┌─ DATASET RECORDS
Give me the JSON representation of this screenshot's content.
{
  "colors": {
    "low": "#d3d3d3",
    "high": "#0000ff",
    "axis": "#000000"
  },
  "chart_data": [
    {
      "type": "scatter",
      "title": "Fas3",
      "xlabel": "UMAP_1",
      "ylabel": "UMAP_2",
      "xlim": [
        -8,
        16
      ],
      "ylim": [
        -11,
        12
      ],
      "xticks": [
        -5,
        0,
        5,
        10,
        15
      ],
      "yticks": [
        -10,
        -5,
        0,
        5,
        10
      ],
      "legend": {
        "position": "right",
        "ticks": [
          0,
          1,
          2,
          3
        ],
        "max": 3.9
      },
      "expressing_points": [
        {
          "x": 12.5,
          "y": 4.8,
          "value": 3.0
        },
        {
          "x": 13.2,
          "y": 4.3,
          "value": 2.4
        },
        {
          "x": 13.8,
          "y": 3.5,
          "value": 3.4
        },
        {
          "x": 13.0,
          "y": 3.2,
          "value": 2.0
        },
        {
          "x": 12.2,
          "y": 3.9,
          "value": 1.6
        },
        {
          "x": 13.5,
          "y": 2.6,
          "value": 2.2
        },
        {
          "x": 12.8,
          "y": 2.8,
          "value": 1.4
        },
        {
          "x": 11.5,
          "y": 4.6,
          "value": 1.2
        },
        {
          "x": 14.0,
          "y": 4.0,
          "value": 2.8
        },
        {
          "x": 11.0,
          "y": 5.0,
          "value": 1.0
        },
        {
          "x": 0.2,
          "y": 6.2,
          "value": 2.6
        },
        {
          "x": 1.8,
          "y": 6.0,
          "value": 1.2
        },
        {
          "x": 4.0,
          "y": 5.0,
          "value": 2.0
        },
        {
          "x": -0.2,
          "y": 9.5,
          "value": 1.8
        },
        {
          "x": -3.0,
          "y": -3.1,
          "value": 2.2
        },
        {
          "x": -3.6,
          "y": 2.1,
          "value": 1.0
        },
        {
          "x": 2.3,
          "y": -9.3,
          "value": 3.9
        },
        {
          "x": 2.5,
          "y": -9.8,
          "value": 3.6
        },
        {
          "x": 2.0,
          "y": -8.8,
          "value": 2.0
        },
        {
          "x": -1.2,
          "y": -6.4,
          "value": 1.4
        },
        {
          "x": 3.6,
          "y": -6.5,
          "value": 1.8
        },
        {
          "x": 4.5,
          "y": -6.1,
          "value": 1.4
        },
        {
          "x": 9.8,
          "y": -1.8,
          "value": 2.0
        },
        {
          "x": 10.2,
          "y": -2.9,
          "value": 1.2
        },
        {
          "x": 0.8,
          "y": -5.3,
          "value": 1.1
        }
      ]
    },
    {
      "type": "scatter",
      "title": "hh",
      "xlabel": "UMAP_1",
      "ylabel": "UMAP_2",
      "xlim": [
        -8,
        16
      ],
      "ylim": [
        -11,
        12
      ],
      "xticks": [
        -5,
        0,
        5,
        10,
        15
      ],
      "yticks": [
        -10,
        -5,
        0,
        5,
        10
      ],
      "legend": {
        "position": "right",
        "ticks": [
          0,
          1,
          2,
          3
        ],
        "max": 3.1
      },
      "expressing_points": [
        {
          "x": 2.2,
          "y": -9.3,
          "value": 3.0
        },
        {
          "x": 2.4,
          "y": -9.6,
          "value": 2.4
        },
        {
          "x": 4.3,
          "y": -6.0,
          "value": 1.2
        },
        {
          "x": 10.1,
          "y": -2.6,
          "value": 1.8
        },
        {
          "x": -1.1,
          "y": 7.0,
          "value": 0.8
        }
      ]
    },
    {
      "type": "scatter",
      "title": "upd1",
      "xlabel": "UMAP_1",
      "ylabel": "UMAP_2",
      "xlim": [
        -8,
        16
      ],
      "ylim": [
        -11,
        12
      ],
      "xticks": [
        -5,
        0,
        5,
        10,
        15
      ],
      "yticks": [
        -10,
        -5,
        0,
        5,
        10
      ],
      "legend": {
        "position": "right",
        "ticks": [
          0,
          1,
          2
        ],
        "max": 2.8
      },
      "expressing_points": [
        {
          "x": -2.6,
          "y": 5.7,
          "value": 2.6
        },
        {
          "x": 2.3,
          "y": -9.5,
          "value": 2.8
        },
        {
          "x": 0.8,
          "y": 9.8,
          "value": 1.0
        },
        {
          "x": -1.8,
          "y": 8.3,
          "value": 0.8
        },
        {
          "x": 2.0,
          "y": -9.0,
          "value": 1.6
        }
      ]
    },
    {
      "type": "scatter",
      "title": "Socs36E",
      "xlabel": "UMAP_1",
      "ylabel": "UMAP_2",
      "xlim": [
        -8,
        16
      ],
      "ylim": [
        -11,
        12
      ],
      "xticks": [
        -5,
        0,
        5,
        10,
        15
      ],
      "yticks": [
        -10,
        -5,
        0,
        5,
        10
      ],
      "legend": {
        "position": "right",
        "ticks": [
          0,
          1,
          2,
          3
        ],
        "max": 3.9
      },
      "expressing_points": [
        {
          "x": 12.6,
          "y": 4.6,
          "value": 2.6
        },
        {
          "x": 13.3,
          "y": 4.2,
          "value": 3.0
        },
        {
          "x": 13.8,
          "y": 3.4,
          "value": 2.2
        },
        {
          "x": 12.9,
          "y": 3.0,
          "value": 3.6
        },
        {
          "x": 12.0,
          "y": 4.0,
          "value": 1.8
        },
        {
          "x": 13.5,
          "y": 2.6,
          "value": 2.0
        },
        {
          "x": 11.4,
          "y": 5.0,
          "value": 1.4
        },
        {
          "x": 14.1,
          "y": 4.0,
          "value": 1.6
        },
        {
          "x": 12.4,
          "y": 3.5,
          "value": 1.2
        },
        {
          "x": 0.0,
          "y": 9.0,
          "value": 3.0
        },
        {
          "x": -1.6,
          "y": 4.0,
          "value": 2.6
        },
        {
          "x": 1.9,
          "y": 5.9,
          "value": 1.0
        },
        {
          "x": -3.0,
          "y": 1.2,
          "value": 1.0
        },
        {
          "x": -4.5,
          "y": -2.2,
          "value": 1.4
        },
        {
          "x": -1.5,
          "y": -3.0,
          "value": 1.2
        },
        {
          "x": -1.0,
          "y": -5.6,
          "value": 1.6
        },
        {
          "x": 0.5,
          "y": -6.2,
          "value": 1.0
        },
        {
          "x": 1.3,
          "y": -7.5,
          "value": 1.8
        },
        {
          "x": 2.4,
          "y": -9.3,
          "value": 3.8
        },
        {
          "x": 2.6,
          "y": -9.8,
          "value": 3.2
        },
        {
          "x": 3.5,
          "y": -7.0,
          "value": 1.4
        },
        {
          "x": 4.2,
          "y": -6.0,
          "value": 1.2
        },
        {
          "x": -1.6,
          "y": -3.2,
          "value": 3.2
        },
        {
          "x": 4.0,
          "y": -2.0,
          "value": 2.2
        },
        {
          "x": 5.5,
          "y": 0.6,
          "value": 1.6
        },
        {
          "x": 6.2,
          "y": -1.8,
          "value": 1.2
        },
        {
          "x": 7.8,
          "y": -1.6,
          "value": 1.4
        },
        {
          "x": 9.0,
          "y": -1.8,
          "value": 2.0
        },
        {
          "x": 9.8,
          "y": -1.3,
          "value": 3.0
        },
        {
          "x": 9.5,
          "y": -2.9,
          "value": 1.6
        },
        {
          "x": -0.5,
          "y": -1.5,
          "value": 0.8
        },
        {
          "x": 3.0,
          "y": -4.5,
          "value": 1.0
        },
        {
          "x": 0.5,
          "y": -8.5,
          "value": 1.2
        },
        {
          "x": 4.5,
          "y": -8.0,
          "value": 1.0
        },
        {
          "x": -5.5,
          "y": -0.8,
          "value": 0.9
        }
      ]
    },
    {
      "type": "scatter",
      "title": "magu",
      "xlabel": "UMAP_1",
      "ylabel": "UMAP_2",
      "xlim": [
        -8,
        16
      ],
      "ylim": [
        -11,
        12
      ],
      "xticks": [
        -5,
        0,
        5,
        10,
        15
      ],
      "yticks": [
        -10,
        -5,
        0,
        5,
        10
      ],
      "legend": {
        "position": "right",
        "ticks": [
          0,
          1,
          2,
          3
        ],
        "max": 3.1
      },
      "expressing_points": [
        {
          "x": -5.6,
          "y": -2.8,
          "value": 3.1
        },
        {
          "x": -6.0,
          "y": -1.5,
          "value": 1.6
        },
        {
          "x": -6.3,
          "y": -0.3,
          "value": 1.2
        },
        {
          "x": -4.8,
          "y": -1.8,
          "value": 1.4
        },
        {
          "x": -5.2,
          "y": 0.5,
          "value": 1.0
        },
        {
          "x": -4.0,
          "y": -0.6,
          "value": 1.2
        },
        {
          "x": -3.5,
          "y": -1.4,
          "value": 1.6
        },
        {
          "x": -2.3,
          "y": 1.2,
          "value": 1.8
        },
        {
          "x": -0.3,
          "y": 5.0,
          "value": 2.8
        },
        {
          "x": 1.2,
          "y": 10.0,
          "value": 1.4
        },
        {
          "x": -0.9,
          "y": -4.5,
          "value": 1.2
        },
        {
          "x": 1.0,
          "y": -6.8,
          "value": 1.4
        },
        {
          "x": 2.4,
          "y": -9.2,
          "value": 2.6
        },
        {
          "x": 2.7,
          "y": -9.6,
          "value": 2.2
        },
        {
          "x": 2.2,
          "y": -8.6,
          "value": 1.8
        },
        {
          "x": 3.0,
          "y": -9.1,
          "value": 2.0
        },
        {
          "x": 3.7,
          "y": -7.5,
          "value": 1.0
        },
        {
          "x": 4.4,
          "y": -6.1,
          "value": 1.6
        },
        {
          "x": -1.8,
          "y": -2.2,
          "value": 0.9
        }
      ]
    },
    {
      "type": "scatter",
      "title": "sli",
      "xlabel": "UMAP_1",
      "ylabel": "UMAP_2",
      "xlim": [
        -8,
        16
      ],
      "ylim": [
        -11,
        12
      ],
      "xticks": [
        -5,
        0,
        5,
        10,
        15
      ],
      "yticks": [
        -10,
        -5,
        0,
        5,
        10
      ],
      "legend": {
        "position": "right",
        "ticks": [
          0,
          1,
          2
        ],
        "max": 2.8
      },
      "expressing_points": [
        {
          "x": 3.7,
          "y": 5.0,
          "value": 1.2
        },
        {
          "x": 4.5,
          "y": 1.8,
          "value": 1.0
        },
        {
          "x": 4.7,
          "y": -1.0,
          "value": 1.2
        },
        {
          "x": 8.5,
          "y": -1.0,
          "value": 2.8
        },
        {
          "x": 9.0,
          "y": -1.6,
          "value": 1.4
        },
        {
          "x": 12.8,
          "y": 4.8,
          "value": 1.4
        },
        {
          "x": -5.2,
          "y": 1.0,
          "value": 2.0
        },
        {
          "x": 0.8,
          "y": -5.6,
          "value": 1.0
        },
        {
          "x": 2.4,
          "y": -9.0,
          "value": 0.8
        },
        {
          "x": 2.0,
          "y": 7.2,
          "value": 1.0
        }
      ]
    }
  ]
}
└─
> _WHAT YOU ARE ASKED TO DO_:
Pull out each line containing the word "title" and copy it.

> _SOLUTION_:
      "title": "Fas3",
      "title": "hh",
      "title": "upd1",
      "title": "Socs36E",
      "title": "magu",
      "title": "sli",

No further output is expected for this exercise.